[Direction] Every record below should be printed exactly as it appears.
⁂
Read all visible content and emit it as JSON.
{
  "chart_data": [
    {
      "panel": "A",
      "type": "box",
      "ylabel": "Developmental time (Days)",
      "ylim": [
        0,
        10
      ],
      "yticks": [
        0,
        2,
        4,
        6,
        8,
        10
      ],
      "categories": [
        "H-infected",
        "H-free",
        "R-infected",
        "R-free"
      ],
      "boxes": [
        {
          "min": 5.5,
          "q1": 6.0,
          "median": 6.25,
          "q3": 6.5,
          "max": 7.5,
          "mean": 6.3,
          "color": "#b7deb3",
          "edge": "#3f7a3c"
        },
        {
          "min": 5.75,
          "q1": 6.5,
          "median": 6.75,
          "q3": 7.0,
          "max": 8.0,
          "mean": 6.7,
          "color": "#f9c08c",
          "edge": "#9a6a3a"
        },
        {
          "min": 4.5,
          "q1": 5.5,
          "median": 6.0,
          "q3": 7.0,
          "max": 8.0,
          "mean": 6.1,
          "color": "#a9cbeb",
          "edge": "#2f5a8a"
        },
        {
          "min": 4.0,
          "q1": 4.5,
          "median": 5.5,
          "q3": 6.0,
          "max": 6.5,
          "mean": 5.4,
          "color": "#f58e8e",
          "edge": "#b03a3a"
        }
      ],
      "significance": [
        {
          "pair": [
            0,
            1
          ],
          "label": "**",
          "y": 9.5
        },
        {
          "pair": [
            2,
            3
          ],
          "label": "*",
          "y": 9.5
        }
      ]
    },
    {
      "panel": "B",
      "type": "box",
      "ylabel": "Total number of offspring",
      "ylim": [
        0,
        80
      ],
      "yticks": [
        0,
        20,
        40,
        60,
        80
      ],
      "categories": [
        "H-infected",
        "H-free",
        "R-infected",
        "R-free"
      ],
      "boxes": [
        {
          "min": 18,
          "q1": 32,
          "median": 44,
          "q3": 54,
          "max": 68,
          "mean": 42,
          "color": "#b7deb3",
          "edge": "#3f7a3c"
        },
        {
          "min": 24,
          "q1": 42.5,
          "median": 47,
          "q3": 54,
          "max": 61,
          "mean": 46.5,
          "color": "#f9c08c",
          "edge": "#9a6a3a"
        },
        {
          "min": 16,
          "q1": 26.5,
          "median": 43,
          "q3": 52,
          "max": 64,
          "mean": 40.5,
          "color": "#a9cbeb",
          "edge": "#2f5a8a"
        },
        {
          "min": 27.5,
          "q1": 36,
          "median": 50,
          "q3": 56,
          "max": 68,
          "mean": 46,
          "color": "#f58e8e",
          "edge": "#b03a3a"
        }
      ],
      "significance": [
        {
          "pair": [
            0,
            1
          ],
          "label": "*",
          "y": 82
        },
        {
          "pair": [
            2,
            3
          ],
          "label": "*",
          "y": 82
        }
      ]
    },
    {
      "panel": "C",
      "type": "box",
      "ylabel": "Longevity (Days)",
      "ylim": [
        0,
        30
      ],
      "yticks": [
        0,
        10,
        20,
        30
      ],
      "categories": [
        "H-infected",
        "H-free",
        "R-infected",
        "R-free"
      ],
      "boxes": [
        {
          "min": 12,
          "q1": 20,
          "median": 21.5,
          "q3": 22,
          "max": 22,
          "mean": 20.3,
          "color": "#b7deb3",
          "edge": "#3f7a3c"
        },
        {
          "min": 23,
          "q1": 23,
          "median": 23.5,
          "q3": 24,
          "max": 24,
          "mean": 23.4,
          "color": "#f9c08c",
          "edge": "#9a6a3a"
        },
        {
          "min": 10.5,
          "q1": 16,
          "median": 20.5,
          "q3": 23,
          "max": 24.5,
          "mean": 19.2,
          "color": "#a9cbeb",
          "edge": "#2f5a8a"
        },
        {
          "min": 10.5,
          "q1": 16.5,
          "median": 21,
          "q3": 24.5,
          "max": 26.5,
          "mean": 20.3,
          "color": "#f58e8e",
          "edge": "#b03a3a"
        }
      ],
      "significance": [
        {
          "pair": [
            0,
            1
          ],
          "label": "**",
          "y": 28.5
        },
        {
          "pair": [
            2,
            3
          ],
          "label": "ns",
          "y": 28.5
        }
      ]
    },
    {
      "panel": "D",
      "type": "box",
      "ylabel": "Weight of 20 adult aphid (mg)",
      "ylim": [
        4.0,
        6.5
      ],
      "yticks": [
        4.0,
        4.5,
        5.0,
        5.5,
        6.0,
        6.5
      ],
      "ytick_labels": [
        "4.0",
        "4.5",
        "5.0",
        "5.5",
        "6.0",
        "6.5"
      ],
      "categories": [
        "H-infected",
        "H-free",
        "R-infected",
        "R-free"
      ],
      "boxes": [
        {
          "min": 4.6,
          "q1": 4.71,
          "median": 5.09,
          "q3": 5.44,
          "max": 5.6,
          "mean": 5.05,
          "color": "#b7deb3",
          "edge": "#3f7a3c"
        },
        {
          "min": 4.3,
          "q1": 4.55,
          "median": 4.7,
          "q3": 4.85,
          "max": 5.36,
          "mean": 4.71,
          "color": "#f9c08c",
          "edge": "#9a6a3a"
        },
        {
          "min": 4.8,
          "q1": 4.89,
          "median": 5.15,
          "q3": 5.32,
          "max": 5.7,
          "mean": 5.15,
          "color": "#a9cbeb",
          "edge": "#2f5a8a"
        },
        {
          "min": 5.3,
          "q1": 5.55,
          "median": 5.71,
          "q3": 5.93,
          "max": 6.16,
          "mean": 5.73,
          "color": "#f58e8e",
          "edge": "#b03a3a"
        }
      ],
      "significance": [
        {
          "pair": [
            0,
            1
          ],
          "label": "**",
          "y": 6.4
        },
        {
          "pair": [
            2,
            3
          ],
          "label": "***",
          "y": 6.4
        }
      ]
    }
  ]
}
⁂
[Answer to this task]
Read all visible content and emit it as JSON.
{
  "chart_data": [
    {
      "panel": "A",
      "type": "box",
      "ylabel": "Developmental time (Days)",
      "ylim": [
        0,
        10
      ],
      "yticks": [
        0,
        2,
        4,
        6,
        8,
        10
      ],
      "categories": [
        "H-infected",
        "H-free",
        "R-infected",
        "R-free"
      ],
      "boxes": [
        {
          "min": 5.5,
          "q1": 6.0,
          "median": 6.25,
          "q3": 6.5,
          "max": 7.5,
          "mean": 6.3,
          "color": "#b7deb3",
          "edge": "#3f7a3c"
        },
        {
          "min": 5.75,
          "q1": 6.5,
          "median": 6.75,
          "q3": 7.0,
          "max": 8.0,
          "mean": 6.7,
          "color": "#f9c08c",
          "edge": "#9a6a3a"
        },
        {
          "min": 4.5,
          "q1": 5.5,
          "median": 6.0,
          "q3": 7.0,
          "max": 8.0,
          "mean": 6.1,
          "color": "#a9cbeb",
          "edge": "#2f5a8a"
        },
        {
          "min": 4.0,
          "q1": 4.5,
          "median": 5.5,
          "q3": 6.0,
          "max": 6.5,
          "mean": 5.4,
          "color": "#f58e8e",
          "edge": "#b03a3a"
        }
      ],
      "significance": [
        {
          "pair": [
            0,
            1
          ],
          "label": "**",
          "y": 9.5
        },
        {
          "pair": [
            2,
            3
          ],
          "label": "*",
          "y": 9.5
        }
      ]
    },
    {
      "panel": "B",
      "type": "box",
      "ylabel": "Total number of offspring",
      "ylim": [
        0,
        80
      ],
      "yticks": [
        0,
        20,
        40,
        60,
        80
      ],
      "categories": [
        "H-infected",
        "H-free",
        "R-infected",
        "R-free"
      ],
      "boxes": [
        {
          "min": 18,
          "q1": 32,
          "median": 44,
          "q3": 54,
          "max": 68,
          "mean": 42,
          "color": "#b7deb3",
          "edge": "#3f7a3c"
        },
        {
          "min": 24,
          "q1": 42.5,
          "median": 47,
          "q3": 54,
          "max": 61,
          "mean": 46.5,
          "color": "#f9c08c",
          "edge": "#9a6a3a"
        },
        {
          "min": 16,
          "q1": 26.5,
          "median": 43,
          "q3": 52,
          "max": 64,
          "mean": 40.5,
          "color": "#a9cbeb",
          "edge": "#2f5a8a"
        },
        {
          "min": 27.5,
          "q1": 36,
          "median": 50,
          "q3": 56,
          "max": 68,
          "mean": 46,
          "color": "#f58e8e",
          "edge": "#b03a3a"
        }
      ],
      "significance": [
        {
          "pair": [
            0,
            1
          ],
          "label": "*",
          "y": 82
        },
        {
          "pair": [
            2,
            3
          ],
          "label": "*",
          "y": 82
        }
      ]
    },
    {
      "panel": "C",
      "type": "box",
      "ylabel": "Longevity (Days)",
      "ylim": [
        0,
        30
      ],
      "yticks": [
        0,
        10,
        20,
        30
      ],
      "categories": [
        "H-infected",
        "H-free",
        "R-infected",
        "R-free"
      ],
      "boxes": [
        {
          "min": 12,
          "q1": 20,
          "median": 21.5,
          "q3": 22,
          "max": 22,
          "mean": 20.3,
          "color": "#b7deb3",
          "edge": "#3f7a3c"
        },
        {
          "min": 23,
          "q1": 23,
          "median": 23.5,
          "q3": 24,
          "max": 24,
          "mean": 23.4,
          "color": "#f9c08c",
          "edge": "#9a6a3a"
        },
        {
          "min": 10.5,
          "q1": 16,
          "median": 20.5,
          "q3": 23,
          "max": 24.5,
          "mean": 19.2,
          "color": "#a9cbeb",
          "edge": "#2f5a8a"
        },
        {
          "min": 10.5,
          "q1": 16.5,
          "median": 21,
          "q3": 24.5,
          "max": 26.5,
          "mean": 20.3,
          "color": "#f58e8e",
          "edge": "#b03a3a"
        }
      ],
      "significance": [
        {
          "pair": [
            0,
            1
          ],
          "label": "**",
          "y": 28.5
        },
        {
          "pair": [
            2,
            3
          ],
          "label": "ns",
          "y": 28.5
        }
      ]
    },
    {
      "panel": "D",
      "type": "box",
      "ylabel": "Weight of 20 adult aphid (mg)",
      "ylim": [
        4.0,
        6.5
      ],
      "yticks": [
        4.0,
        4.5,
        5.0,
        5.5,
        6.0,
        6.5
      ],
      "ytick_labels": [
        "4.0",
        "4.5",
        "5.0",
        "5.5",
        "6.0",
        "6.5"
      ],
      "categories": [
        "H-infected",
        "H-free",
        "R-infected",
        "R-free"
      ],
      "boxes": [
        {
          "min": 4.6,
          "q1": 4.71,
          "median": 5.09,
          "q3": 5.44,
          "max": 5.6,
          "mean": 5.05,
          "color": "#b7deb3",
          "edge": "#3f7a3c"
        },
        {
          "min": 4.3,
          "q1": 4.55,
          "median": 4.7,
          "q3": 4.85,
          "max": 5.36,
          "mean": 4.71,
          "color": "#f9c08c",
          "edge": "#9a6a3a"
        },
        {
          "min": 4.8,
          "q1": 4.89,
          "median": 5.15,
          "q3": 5.32,
          "max": 5.7,
          "mean": 5.15,
          "color": "#a9cbeb",
          "edge": "#2f5a8a"
        },
        {
          "min": 5.3,
          "q1": 5.55,
          "median": 5.71,
          "q3": 5.93,
          "max": 6.16,
          "mean": 5.73,
          "color": "#f58e8e",
          "edge": "#b03a3a"
        }
      ],
      "significance": [
        {
          "pair": [
            0,
            1
          ],
          "label": "**",
          "y": 6.4
        },
        {
          "pair": [
            2,
            3
          ],
          "label": "***",
          "y": 6.4
        }
      ]
    }
  ]
}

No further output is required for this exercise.